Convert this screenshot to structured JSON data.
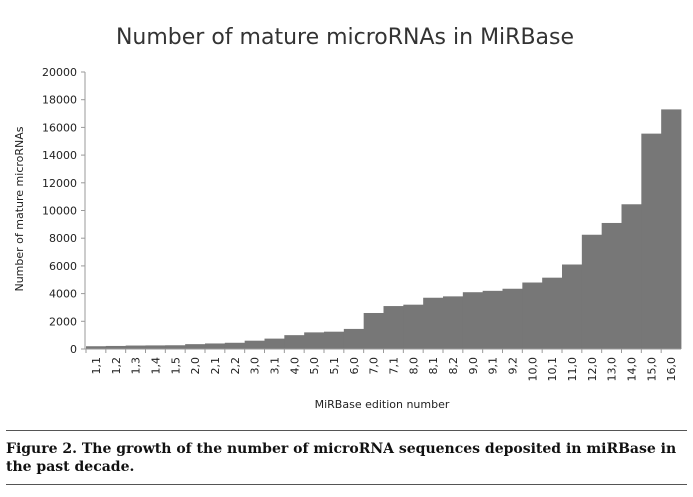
{
  "chart_data": {
    "type": "bar",
    "title": "Number of mature microRNAs in MiRBase",
    "xlabel": "MiRBase edition number",
    "ylabel": "Number of mature microRNAs",
    "ylim": [
      0,
      20000
    ],
    "yticks": [
      "0",
      "2000",
      "4000",
      "6000",
      "8000",
      "10000",
      "12000",
      "14000",
      "16000",
      "18000",
      "20000"
    ],
    "categories": [
      "1,1",
      "1,2",
      "1,3",
      "1,4",
      "1,5",
      "2,0",
      "2,1",
      "2,2",
      "3,0",
      "3,1",
      "4,0",
      "5,0",
      "5,1",
      "6,0",
      "7,0",
      "7,1",
      "8,0",
      "8,1",
      "8,2",
      "9,0",
      "9,1",
      "9,2",
      "10,0",
      "10,1",
      "11,0",
      "12,0",
      "13,0",
      "14,0",
      "15,0",
      "16,0"
    ],
    "values": [
      200,
      220,
      250,
      260,
      270,
      350,
      400,
      450,
      600,
      750,
      1000,
      1200,
      1250,
      1450,
      2600,
      3100,
      3200,
      3700,
      3800,
      4100,
      4200,
      4350,
      4800,
      5150,
      6100,
      8250,
      9100,
      10450,
      15550,
      17300
    ],
    "bar_color": "#777777",
    "grid": false,
    "legend": "none"
  },
  "caption": "Figure 2. The growth of the number of microRNA sequences deposited in miRBase in the past decade."
}
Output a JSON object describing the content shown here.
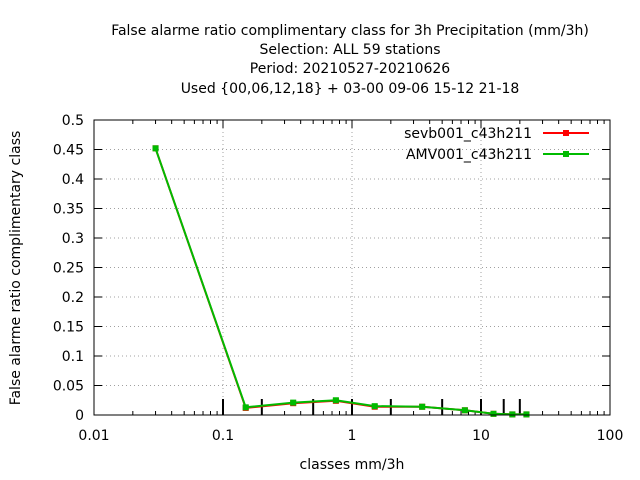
{
  "chart_data": {
    "type": "line",
    "title_lines": [
      "False alarme ratio complimentary class  for 3h Precipitation (mm/3h)",
      "Selection: ALL     59 stations",
      "Period: 20210527-20210626",
      "Used {00,06,12,18} + 03-00 09-06 15-12 21-18"
    ],
    "xlabel": "classes mm/3h",
    "ylabel": "False alarme ratio complimentary class",
    "x_scale": "log",
    "xlim": [
      0.01,
      100
    ],
    "ylim": [
      0,
      0.5
    ],
    "x_ticks": [
      "0.01",
      "0.1",
      "1",
      "10",
      "100"
    ],
    "x_tick_values": [
      0.01,
      0.1,
      1,
      10,
      100
    ],
    "y_ticks": [
      "0",
      "0.05",
      "0.1",
      "0.15",
      "0.2",
      "0.25",
      "0.3",
      "0.35",
      "0.4",
      "0.45",
      "0.5"
    ],
    "y_tick_values": [
      0,
      0.05,
      0.1,
      0.15,
      0.2,
      0.25,
      0.3,
      0.35,
      0.4,
      0.45,
      0.5
    ],
    "grid": true,
    "legend_position": "top-right",
    "class_bounds": [
      0.1,
      0.2,
      0.5,
      1,
      2,
      5,
      10,
      15,
      20
    ],
    "series": [
      {
        "name": "sevb001_c43h211",
        "color": "#ff0000",
        "x": [
          0.03,
          0.15,
          0.35,
          0.75,
          1.5,
          3.5,
          7.5,
          12.5,
          17.5,
          22.5
        ],
        "y": [
          0.452,
          0.012,
          0.02,
          0.024,
          0.014,
          0.014,
          0.008,
          0.002,
          0.001,
          0.001
        ]
      },
      {
        "name": "AMV001_c43h211",
        "color": "#00bb00",
        "x": [
          0.03,
          0.15,
          0.35,
          0.75,
          1.5,
          3.5,
          7.5,
          12.5,
          17.5,
          22.5
        ],
        "y": [
          0.452,
          0.013,
          0.021,
          0.025,
          0.015,
          0.014,
          0.008,
          0.002,
          0.001,
          0.001
        ]
      }
    ]
  }
}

- - - - - - -

[Task to carry out] The lines to be extracted begin at the line containing "Output a JSON" and continue through the final line of the material above, both ends included. Reproduce them exactly, without the pictures.

[Expected output]
Output a JSON object describing the content shown here.
{
  "chart_data": {
    "type": "line",
    "title_lines": [
      "False alarme ratio complimentary class  for 3h Precipitation (mm/3h)",
      "Selection: ALL     59 stations",
      "Period: 20210527-20210626",
      "Used {00,06,12,18} + 03-00 09-06 15-12 21-18"
    ],
    "xlabel": "classes mm/3h",
    "ylabel": "False alarme ratio complimentary class",
    "x_scale": "log",
    "xlim": [
      0.01,
      100
    ],
    "ylim": [
      0,
      0.5
    ],
    "x_ticks": [
      "0.01",
      "0.1",
      "1",
      "10",
      "100"
    ],
    "x_tick_values": [
      0.01,
      0.1,
      1,
      10,
      100
    ],
    "y_ticks": [
      "0",
      "0.05",
      "0.1",
      "0.15",
      "0.2",
      "0.25",
      "0.3",
      "0.35",
      "0.4",
      "0.45",
      "0.5"
    ],
    "y_tick_values": [
      0,
      0.05,
      0.1,
      0.15,
      0.2,
      0.25,
      0.3,
      0.35,
      0.4,
      0.45,
      0.5
    ],
    "grid": true,
    "legend_position": "top-right",
    "class_bounds": [
      0.1,
      0.2,
      0.5,
      1,
      2,
      5,
      10,
      15,
      20
    ],
    "series": [
      {
        "name": "sevb001_c43h211",
        "color": "#ff0000",
        "x": [
          0.03,
          0.15,
          0.35,
          0.75,
          1.5,
          3.5,
          7.5,
          12.5,
          17.5,
          22.5
        ],
        "y": [
          0.452,
          0.012,
          0.02,
          0.024,
          0.014,
          0.014,
          0.008,
          0.002,
          0.001,
          0.001
        ]
      },
      {
        "name": "AMV001_c43h211",
        "color": "#00bb00",
        "x": [
          0.03,
          0.15,
          0.35,
          0.75,
          1.5,
          3.5,
          7.5,
          12.5,
          17.5,
          22.5
        ],
        "y": [
          0.452,
          0.013,
          0.021,
          0.025,
          0.015,
          0.014,
          0.008,
          0.002,
          0.001,
          0.001
        ]
      }
    ]
  }
}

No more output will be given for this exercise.